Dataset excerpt
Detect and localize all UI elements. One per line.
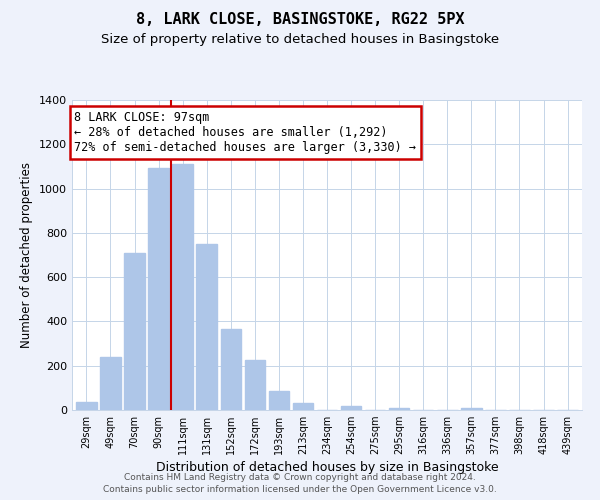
Bar (221, 329, 241, 410)
Bar (100, 357, 121, 410)
Bar (293, 404, 313, 410)
Text: Size of property relative to detached houses in Basingstoke: Size of property relative to detached ho… (101, 32, 499, 46)
Text: 8 LARK CLOSE: 97sqm
← 28% of detached houses are smaller (1,292)
72% of semi-det: 8 LARK CLOSE: 97sqm ← 28% of detached ho… (74, 111, 416, 154)
Bar (461, 408, 482, 410)
Bar (76, 402, 97, 410)
Bar (172, 164, 193, 410)
Bar (269, 390, 289, 410)
Y-axis label: Number of detached properties: Number of detached properties (20, 162, 34, 348)
Text: Contains HM Land Registry data © Crown copyright and database right 2024.: Contains HM Land Registry data © Crown c… (124, 473, 476, 482)
X-axis label: Distribution of detached houses by size in Basingstoke: Distribution of detached houses by size … (155, 462, 499, 474)
Bar (389, 408, 409, 410)
Bar (341, 406, 361, 410)
Bar (245, 360, 265, 410)
Text: 8, LARK CLOSE, BASINGSTOKE, RG22 5PX: 8, LARK CLOSE, BASINGSTOKE, RG22 5PX (136, 12, 464, 28)
Bar (196, 244, 217, 410)
Bar (124, 253, 145, 410)
Bar (148, 168, 169, 410)
Text: Contains public sector information licensed under the Open Government Licence v3: Contains public sector information licen… (103, 484, 497, 494)
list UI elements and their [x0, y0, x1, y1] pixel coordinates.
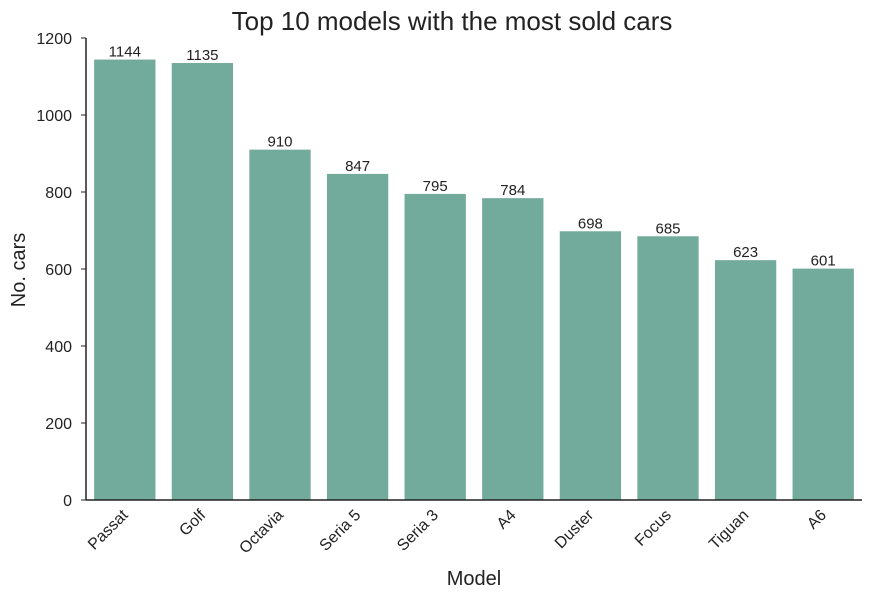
- y-tick-label: 1000: [36, 108, 72, 125]
- y-tick-label: 0: [63, 493, 72, 510]
- y-tick-label: 400: [45, 339, 72, 356]
- x-tick-label: Duster: [552, 506, 598, 552]
- bar-value-label: 623: [733, 244, 758, 261]
- x-tick-label: Seria 5: [317, 507, 365, 555]
- bar-value-label: 601: [811, 253, 836, 270]
- bar: [249, 149, 311, 500]
- bar: [482, 198, 544, 500]
- bar-value-label: 784: [500, 182, 525, 199]
- x-tick-label: Golf: [176, 506, 209, 539]
- bar-value-label: 847: [345, 158, 370, 175]
- bar-value-label: 685: [655, 220, 680, 237]
- x-axis-label: Model: [447, 568, 501, 590]
- bar-value-label: 1144: [109, 44, 141, 61]
- x-tick-label: Octavia: [236, 507, 286, 557]
- x-tick-label: A4: [494, 507, 520, 533]
- bar-value-label: 910: [267, 134, 292, 151]
- bar-value-label: 795: [423, 178, 448, 195]
- chart-title: Top 10 models with the most sold cars: [232, 6, 673, 36]
- y-tick-label: 600: [45, 262, 72, 279]
- x-tick-label: Passat: [85, 506, 132, 553]
- x-tick-label: Seria 3: [394, 507, 442, 555]
- bar-value-label: 698: [578, 215, 603, 232]
- bar: [404, 193, 466, 501]
- bar: [792, 268, 854, 500]
- x-tick-label: Tiguan: [706, 507, 752, 553]
- x-axis-ticks: Passat Golf Octavia Seria 5 Seria 3 A4 Duster F…: [85, 506, 830, 557]
- bar: [94, 59, 156, 501]
- x-tick-label: Focus: [632, 507, 675, 550]
- bars: [94, 59, 854, 501]
- bar-value-labels: 1144 1135 910 847 795 784 698 685 623 601: [109, 44, 836, 270]
- y-tick-label: 1200: [36, 31, 72, 48]
- bar-value-label: 1135: [186, 47, 218, 64]
- y-tick-label: 800: [45, 185, 72, 202]
- y-tick-label: 200: [45, 416, 72, 433]
- bar: [171, 63, 234, 501]
- y-axis-label: No. cars: [8, 233, 30, 307]
- bar: [714, 260, 777, 500]
- bar: [326, 173, 389, 500]
- x-tick-label: A6: [804, 507, 830, 533]
- y-axis-ticks: 0 200 400 600 800 1000 1200: [36, 31, 86, 510]
- bar: [637, 236, 699, 500]
- bar: [559, 231, 622, 500]
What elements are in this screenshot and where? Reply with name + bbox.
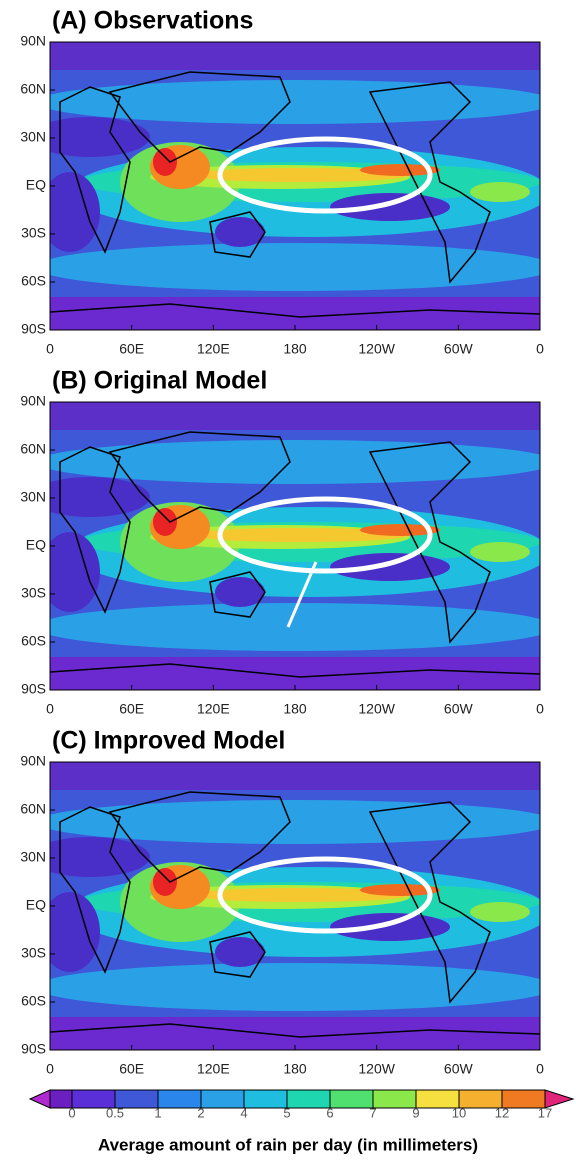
lon-label: 60E: [119, 701, 144, 717]
lat-label: EQ: [26, 897, 46, 913]
colorbar-label: 6: [326, 1105, 333, 1120]
lat-label: 60N: [20, 81, 46, 97]
colorbar-box: [243, 1089, 288, 1109]
lat-label: 90N: [20, 33, 46, 49]
lat-label: 90N: [20, 393, 46, 409]
lat-label: 30N: [20, 129, 46, 145]
colorbar-box: [157, 1089, 202, 1109]
lat-label: EQ: [26, 537, 46, 553]
lon-label: 180: [283, 701, 307, 717]
panel-title: (C) Improved Model: [52, 727, 285, 755]
highlight-ellipse: [217, 136, 433, 214]
lon-label: 0: [46, 701, 54, 717]
colorbar-box: [501, 1089, 546, 1109]
colorbar-end: [28, 1089, 51, 1109]
panel-title: (A) Observations: [52, 7, 253, 35]
colorbar-box: [286, 1089, 331, 1109]
map-field: [30, 762, 555, 1050]
colorbar-title: Average amount of rain per day (in milli…: [98, 1135, 478, 1154]
colorbar-label: 4: [240, 1105, 247, 1120]
colorbar-label: 7: [369, 1105, 376, 1120]
colorbar-label: 0.5: [106, 1105, 124, 1120]
lon-label: 60W: [444, 341, 474, 357]
colorbar-label: 9: [412, 1105, 419, 1120]
lat-label: 60S: [21, 273, 46, 289]
lon-label: 60E: [119, 1061, 144, 1077]
lon-label: 0: [536, 701, 544, 717]
highlight-ellipse: [217, 496, 433, 574]
colorbar-label: 17: [538, 1105, 552, 1120]
lon-label: 180: [283, 341, 307, 357]
colorbar-label: 1: [154, 1105, 161, 1120]
lat-label: 30S: [21, 225, 46, 241]
lat-label: 90N: [20, 753, 46, 769]
colorbar-label: 0: [68, 1105, 75, 1120]
lon-label: 120W: [358, 1061, 395, 1077]
colorbar-label: 5: [283, 1105, 290, 1120]
lon-label: 120W: [358, 701, 395, 717]
lon-label: 120E: [197, 341, 230, 357]
lat-label: 90S: [21, 681, 46, 697]
lat-label: 90S: [21, 1041, 46, 1057]
lat-label: 30N: [20, 849, 46, 865]
colorbar-label: 12: [495, 1105, 509, 1120]
lon-label: 60W: [444, 1061, 474, 1077]
arrow: [286, 561, 318, 628]
lat-label: 60N: [20, 441, 46, 457]
map-field: [30, 402, 555, 690]
lat-label: 60S: [21, 633, 46, 649]
map-field: [30, 42, 555, 330]
colorbar-box: [372, 1089, 417, 1109]
lat-label: 30S: [21, 585, 46, 601]
colorbar-box: [200, 1089, 245, 1109]
panel-title: (B) Original Model: [52, 367, 267, 395]
lon-label: 120W: [358, 341, 395, 357]
colorbar-label: 2: [197, 1105, 204, 1120]
lon-label: 120E: [197, 701, 230, 717]
lat-label: 60S: [21, 993, 46, 1009]
lat-label: 30S: [21, 945, 46, 961]
highlight-ellipse: [217, 856, 433, 934]
colorbar-label: 10: [452, 1105, 466, 1120]
lat-label: EQ: [26, 177, 46, 193]
lon-label: 0: [46, 341, 54, 357]
lon-label: 120E: [197, 1061, 230, 1077]
lon-label: 180: [283, 1061, 307, 1077]
lat-label: 90S: [21, 321, 46, 337]
lon-label: 0: [536, 1061, 544, 1077]
lat-label: 30N: [20, 489, 46, 505]
lon-label: 60E: [119, 341, 144, 357]
lon-label: 0: [536, 341, 544, 357]
lon-label: 60W: [444, 701, 474, 717]
lon-label: 0: [46, 1061, 54, 1077]
lat-label: 60N: [20, 801, 46, 817]
colorbar-box: [329, 1089, 374, 1109]
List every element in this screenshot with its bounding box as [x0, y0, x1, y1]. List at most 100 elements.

(What you are asked to do): Reproduce all of the lines above verbatim, leaving out the pictures.

(Answer to this problem):
Detect and localize all UI elements. One per line.
Bar (221, 329, 241, 410)
Bar (100, 357, 121, 410)
Bar (293, 404, 313, 410)
Text: Size of property relative to detached houses in Basingstoke: Size of property relative to detached ho… (101, 32, 499, 46)
Text: 8 LARK CLOSE: 97sqm
← 28% of detached houses are smaller (1,292)
72% of semi-det: 8 LARK CLOSE: 97sqm ← 28% of detached ho… (74, 111, 416, 154)
Bar (461, 408, 482, 410)
Bar (76, 402, 97, 410)
Bar (172, 164, 193, 410)
Bar (269, 390, 289, 410)
Y-axis label: Number of detached properties: Number of detached properties (20, 162, 34, 348)
Text: Contains HM Land Registry data © Crown copyright and database right 2024.: Contains HM Land Registry data © Crown c… (124, 473, 476, 482)
X-axis label: Distribution of detached houses by size in Basingstoke: Distribution of detached houses by size … (155, 462, 499, 474)
Bar (389, 408, 409, 410)
Bar (341, 406, 361, 410)
Bar (245, 360, 265, 410)
Text: 8, LARK CLOSE, BASINGSTOKE, RG22 5PX: 8, LARK CLOSE, BASINGSTOKE, RG22 5PX (136, 12, 464, 28)
Bar (196, 244, 217, 410)
Bar (124, 253, 145, 410)
Bar (148, 168, 169, 410)
Text: Contains public sector information licensed under the Open Government Licence v3: Contains public sector information licen… (103, 484, 497, 494)
list UI elements and their [x0, y0, x1, y1] pixel coordinates.
- y-tick-label: 1000: [36, 108, 72, 125]
- y-tick-label: 0: [63, 493, 72, 510]
- y-tick-label: 400: [45, 339, 72, 356]
- x-tick-label: Duster: [552, 506, 598, 552]
- bar-value-label: 623: [733, 244, 758, 261]
- x-tick-label: Seria 5: [317, 507, 365, 555]
- bar-value-label: 601: [811, 253, 836, 270]
- bar: [249, 149, 311, 500]
- bar: [482, 198, 544, 500]
- bar-value-label: 784: [500, 182, 525, 199]
- x-tick-label: Golf: [176, 506, 209, 539]
- bar-value-label: 847: [345, 158, 370, 175]
- bar-value-label: 685: [655, 220, 680, 237]
- x-axis-label: Model: [447, 568, 501, 590]
- bar-value-label: 1144: [109, 44, 141, 61]
- x-tick-label: Octavia: [236, 507, 286, 557]
- x-tick-label: A4: [494, 507, 520, 533]
- bar-value-label: 910: [267, 134, 292, 151]
- bar-value-label: 795: [423, 178, 448, 195]
- chart-title: Top 10 models with the most sold cars: [232, 6, 673, 36]
- y-tick-label: 600: [45, 262, 72, 279]
- x-tick-label: Passat: [85, 506, 132, 553]
- x-tick-label: Seria 3: [394, 507, 442, 555]
- bar-value-label: 698: [578, 215, 603, 232]
- bar: [404, 193, 466, 501]
- bar: [792, 268, 854, 500]
- x-tick-label: Tiguan: [706, 507, 752, 553]
- x-axis-ticks: Passat Golf Octavia Seria 5 Seria 3 A4 Duster F…: [85, 506, 830, 557]
- bar: [94, 59, 156, 501]
- x-tick-label: Focus: [632, 507, 675, 550]
- bars: [94, 59, 854, 501]
- bar-value-labels: 1144 1135 910 847 795 784 698 685 623 601: [109, 44, 836, 270]
- y-tick-label: 1200: [36, 31, 72, 48]
- bar-value-label: 1135: [186, 47, 218, 64]
- y-tick-label: 800: [45, 185, 72, 202]
- y-tick-label: 200: [45, 416, 72, 433]
- bar: [171, 63, 234, 501]
- y-axis-label: No. cars: [8, 233, 30, 307]
- bar: [714, 260, 777, 500]
- bar: [326, 173, 389, 500]
- x-tick-label: A6: [804, 507, 830, 533]
- y-axis-ticks: 0 200 400 600 800 1000 1200: [36, 31, 86, 510]
- bar: [637, 236, 699, 500]
- bar: [559, 231, 622, 500]
What elements are in this screenshot and where? Reply with name + bbox.
lon-label: 60E: [119, 701, 144, 717]
lat-label: EQ: [26, 897, 46, 913]
colorbar-label: 6: [326, 1105, 333, 1120]
lat-label: 60N: [20, 81, 46, 97]
colorbar-box: [243, 1089, 288, 1109]
lat-label: 90N: [20, 33, 46, 49]
lat-label: 90N: [20, 393, 46, 409]
lat-label: 30N: [20, 129, 46, 145]
colorbar-box: [157, 1089, 202, 1109]
lat-label: EQ: [26, 537, 46, 553]
lon-label: 180: [283, 701, 307, 717]
panel-title: (C) Improved Model: [52, 727, 285, 755]
highlight-ellipse: [217, 136, 433, 214]
lon-label: 0: [46, 701, 54, 717]
colorbar-box: [501, 1089, 546, 1109]
colorbar-end: [28, 1089, 51, 1109]
panel-title: (A) Observations: [52, 7, 253, 35]
colorbar-box: [286, 1089, 331, 1109]
map-field: [30, 762, 555, 1050]
colorbar-title: Average amount of rain per day (in milli…: [98, 1135, 478, 1154]
colorbar-label: 4: [240, 1105, 247, 1120]
colorbar-label: 7: [369, 1105, 376, 1120]
colorbar-label: 0.5: [106, 1105, 124, 1120]
lon-label: 60W: [444, 341, 474, 357]
colorbar-label: 9: [412, 1105, 419, 1120]
lat-label: 60S: [21, 273, 46, 289]
lon-label: 60E: [119, 1061, 144, 1077]
lon-label: 0: [536, 701, 544, 717]
highlight-ellipse: [217, 496, 433, 574]
colorbar-label: 17: [538, 1105, 552, 1120]
lon-label: 180: [283, 341, 307, 357]
colorbar-label: 1: [154, 1105, 161, 1120]
lat-label: 30S: [21, 225, 46, 241]
lat-label: 90N: [20, 753, 46, 769]
colorbar-label: 0: [68, 1105, 75, 1120]
lon-label: 120W: [358, 1061, 395, 1077]
colorbar-label: 5: [283, 1105, 290, 1120]
lon-label: 120W: [358, 701, 395, 717]
lon-label: 120E: [197, 341, 230, 357]
lat-label: 90S: [21, 681, 46, 697]
lat-label: 90S: [21, 1041, 46, 1057]
lat-label: 30N: [20, 849, 46, 865]
colorbar-label: 12: [495, 1105, 509, 1120]
lon-label: 60W: [444, 1061, 474, 1077]
arrow: [286, 561, 318, 628]
lat-label: 60N: [20, 441, 46, 457]
map-field: [30, 402, 555, 690]
lat-label: 60S: [21, 633, 46, 649]
map-field: [30, 42, 555, 330]
colorbar-box: [372, 1089, 417, 1109]
lat-label: 30S: [21, 585, 46, 601]
colorbar-box: [200, 1089, 245, 1109]
panel-title: (B) Original Model: [52, 367, 267, 395]
lon-label: 120W: [358, 341, 395, 357]
colorbar-label: 2: [197, 1105, 204, 1120]
lon-label: 120E: [197, 701, 230, 717]
lat-label: 60S: [21, 993, 46, 1009]
lat-label: 30S: [21, 945, 46, 961]
highlight-ellipse: [217, 856, 433, 934]
colorbar-label: 10: [452, 1105, 466, 1120]
lat-label: EQ: [26, 177, 46, 193]
lon-label: 0: [46, 341, 54, 357]
lon-label: 120E: [197, 1061, 230, 1077]
lon-label: 180: [283, 1061, 307, 1077]
lat-label: 90S: [21, 321, 46, 337]
lon-label: 0: [536, 1061, 544, 1077]
lat-label: 30N: [20, 489, 46, 505]
lon-label: 60E: [119, 341, 144, 357]
lon-label: 0: [536, 341, 544, 357]
lon-label: 60W: [444, 701, 474, 717]
lon-label: 0: [46, 1061, 54, 1077]
lat-label: 60N: [20, 801, 46, 817]
colorbar-box: [329, 1089, 374, 1109]
List every element in this screenshot with its bounding box as [x0, y0, x1, y1]. List at most 100 elements.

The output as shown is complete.